— Begin LISTED ENTRIES —

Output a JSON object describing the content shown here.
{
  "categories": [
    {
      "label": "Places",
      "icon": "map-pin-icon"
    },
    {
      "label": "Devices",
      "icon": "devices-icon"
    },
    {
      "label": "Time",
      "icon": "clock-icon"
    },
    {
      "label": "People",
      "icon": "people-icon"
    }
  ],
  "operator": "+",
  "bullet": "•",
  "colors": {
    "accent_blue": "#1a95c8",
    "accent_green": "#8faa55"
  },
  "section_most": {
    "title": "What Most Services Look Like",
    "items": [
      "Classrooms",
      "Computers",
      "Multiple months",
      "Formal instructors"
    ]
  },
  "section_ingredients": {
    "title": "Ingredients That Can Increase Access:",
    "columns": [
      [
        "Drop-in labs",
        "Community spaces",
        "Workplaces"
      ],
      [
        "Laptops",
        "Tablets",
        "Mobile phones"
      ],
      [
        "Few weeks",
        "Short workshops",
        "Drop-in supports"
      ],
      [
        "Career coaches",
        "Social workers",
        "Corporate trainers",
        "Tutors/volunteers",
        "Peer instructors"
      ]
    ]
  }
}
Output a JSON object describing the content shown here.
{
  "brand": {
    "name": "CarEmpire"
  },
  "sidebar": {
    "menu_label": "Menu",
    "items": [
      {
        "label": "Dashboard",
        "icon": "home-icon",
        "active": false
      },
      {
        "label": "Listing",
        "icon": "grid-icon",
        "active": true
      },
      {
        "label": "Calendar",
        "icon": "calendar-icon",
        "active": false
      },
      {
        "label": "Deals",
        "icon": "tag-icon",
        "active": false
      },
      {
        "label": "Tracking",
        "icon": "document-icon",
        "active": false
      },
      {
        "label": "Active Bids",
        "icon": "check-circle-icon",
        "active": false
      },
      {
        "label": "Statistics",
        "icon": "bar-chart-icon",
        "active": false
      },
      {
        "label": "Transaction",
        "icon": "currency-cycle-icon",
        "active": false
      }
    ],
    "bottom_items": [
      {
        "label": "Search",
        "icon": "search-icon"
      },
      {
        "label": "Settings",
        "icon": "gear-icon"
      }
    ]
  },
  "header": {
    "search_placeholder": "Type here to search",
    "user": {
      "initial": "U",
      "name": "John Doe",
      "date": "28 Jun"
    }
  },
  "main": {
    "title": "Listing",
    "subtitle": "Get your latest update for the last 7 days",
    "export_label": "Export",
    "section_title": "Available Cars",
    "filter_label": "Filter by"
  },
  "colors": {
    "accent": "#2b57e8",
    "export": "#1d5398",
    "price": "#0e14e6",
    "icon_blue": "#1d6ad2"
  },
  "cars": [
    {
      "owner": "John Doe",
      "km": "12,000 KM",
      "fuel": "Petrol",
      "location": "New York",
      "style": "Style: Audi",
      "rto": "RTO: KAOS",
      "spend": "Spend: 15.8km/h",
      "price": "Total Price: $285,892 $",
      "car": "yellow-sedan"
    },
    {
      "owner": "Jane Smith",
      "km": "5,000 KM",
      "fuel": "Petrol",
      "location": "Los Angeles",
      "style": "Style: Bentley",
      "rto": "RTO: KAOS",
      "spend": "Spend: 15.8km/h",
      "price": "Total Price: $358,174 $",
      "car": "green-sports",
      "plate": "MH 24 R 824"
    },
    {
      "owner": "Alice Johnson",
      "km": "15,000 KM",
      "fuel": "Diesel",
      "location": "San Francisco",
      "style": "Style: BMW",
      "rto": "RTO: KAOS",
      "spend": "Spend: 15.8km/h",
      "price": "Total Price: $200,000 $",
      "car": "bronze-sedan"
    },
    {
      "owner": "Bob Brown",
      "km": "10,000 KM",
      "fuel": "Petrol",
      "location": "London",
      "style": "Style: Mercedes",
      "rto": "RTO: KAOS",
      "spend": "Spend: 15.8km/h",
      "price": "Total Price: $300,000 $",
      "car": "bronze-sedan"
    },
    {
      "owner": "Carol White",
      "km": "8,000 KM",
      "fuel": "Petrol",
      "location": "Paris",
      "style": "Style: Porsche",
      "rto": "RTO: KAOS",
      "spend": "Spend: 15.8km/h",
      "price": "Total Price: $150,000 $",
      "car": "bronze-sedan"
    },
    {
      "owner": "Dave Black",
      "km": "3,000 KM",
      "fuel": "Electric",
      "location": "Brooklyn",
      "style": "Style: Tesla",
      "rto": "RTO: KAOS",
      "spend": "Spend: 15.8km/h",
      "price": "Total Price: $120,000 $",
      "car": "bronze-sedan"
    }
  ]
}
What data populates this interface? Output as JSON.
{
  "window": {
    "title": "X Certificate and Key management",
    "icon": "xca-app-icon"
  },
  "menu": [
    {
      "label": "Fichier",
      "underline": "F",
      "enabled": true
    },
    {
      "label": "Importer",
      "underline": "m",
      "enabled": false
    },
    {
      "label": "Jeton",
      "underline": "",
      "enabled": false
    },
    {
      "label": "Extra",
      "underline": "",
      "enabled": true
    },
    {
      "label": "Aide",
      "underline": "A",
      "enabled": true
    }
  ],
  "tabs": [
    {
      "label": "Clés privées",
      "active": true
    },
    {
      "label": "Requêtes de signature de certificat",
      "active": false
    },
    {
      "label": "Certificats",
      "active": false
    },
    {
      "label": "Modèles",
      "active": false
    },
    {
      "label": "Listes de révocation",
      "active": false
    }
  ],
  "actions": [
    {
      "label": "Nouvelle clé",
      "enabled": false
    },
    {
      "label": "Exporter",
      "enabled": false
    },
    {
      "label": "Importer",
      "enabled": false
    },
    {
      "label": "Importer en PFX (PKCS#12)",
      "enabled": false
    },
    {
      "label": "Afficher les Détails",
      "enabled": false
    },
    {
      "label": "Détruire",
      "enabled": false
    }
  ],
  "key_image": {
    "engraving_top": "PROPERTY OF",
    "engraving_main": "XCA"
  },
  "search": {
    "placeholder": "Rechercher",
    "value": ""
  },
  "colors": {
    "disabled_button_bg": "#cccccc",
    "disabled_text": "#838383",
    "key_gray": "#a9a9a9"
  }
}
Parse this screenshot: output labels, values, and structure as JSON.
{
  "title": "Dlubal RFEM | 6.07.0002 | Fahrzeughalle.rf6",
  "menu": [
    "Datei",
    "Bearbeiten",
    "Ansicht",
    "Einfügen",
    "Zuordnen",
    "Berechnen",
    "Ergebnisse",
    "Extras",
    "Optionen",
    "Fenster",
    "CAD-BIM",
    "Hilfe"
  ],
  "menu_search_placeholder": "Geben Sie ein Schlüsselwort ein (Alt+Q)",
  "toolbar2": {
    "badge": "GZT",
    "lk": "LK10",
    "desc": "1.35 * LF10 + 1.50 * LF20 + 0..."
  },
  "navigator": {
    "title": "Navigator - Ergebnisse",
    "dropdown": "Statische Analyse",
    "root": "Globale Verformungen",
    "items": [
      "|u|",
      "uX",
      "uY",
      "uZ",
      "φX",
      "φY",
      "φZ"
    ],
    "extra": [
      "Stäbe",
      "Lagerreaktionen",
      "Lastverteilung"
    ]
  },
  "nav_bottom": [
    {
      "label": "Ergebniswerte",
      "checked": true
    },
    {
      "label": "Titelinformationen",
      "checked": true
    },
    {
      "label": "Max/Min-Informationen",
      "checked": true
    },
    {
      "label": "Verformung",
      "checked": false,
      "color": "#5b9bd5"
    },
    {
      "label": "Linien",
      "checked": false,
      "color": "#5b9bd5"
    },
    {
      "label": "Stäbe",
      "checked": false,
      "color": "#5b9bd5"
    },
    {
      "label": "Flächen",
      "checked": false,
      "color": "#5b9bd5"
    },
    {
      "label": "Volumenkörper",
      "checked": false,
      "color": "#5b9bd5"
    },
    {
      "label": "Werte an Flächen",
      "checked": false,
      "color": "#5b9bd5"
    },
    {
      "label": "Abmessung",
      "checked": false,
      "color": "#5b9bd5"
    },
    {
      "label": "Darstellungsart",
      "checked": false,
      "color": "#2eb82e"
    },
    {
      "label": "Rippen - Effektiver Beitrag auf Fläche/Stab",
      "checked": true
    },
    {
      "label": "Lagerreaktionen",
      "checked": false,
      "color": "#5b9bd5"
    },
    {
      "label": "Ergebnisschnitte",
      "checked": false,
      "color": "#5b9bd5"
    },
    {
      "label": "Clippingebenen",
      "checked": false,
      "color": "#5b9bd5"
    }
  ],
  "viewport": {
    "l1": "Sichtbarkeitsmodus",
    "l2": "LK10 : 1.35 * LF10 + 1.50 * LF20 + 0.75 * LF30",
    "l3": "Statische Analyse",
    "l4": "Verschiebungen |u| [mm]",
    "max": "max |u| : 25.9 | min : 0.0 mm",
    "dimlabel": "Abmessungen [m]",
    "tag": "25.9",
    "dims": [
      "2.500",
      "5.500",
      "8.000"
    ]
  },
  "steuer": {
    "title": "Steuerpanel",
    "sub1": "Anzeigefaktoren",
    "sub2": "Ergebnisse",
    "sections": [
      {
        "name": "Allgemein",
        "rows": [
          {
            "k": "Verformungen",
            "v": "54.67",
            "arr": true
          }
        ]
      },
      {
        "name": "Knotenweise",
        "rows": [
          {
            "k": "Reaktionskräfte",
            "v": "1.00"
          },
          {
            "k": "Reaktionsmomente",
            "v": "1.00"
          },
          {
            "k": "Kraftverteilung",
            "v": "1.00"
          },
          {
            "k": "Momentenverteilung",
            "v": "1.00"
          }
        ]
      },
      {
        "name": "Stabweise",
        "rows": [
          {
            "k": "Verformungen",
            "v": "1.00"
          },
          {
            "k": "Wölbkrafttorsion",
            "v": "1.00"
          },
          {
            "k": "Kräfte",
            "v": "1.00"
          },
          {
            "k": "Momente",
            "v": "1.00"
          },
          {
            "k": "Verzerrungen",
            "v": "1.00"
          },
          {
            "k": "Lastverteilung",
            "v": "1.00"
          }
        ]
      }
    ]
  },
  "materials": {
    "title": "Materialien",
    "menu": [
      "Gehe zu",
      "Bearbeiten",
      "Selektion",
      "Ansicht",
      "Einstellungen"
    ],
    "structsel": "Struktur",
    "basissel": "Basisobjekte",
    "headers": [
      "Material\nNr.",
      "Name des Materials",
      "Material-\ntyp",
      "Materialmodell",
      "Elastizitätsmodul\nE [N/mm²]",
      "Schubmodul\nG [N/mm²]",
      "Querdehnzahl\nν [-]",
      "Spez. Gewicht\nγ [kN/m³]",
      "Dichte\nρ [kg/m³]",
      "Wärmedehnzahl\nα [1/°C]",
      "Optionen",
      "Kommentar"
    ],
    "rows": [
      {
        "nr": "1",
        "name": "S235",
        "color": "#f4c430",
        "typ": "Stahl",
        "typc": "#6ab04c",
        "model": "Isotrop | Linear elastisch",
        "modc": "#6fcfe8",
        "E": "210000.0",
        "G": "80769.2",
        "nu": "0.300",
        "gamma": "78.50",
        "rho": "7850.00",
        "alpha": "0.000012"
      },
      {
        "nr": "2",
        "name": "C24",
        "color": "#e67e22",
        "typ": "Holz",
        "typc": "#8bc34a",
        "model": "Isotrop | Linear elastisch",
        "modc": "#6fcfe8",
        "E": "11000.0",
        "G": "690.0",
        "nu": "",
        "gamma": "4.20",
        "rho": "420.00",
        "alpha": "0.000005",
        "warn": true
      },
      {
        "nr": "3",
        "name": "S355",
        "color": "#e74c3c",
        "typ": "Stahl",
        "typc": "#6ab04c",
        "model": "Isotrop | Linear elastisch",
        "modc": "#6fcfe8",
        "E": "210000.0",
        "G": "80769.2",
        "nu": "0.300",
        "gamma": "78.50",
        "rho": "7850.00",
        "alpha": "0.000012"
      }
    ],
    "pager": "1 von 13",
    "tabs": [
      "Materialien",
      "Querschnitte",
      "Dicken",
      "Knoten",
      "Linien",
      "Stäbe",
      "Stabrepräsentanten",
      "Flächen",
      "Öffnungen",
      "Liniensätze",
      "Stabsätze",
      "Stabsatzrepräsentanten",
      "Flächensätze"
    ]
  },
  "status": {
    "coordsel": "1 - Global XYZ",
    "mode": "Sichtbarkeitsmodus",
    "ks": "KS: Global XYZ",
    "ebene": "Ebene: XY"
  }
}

— End LISTED ENTRIES —

WHAT TO PRODUCE: Looking at the records above, work out how many lines include the string "style". Give the number and nothing else.

ANSWER TO THIS EXERCISE: 6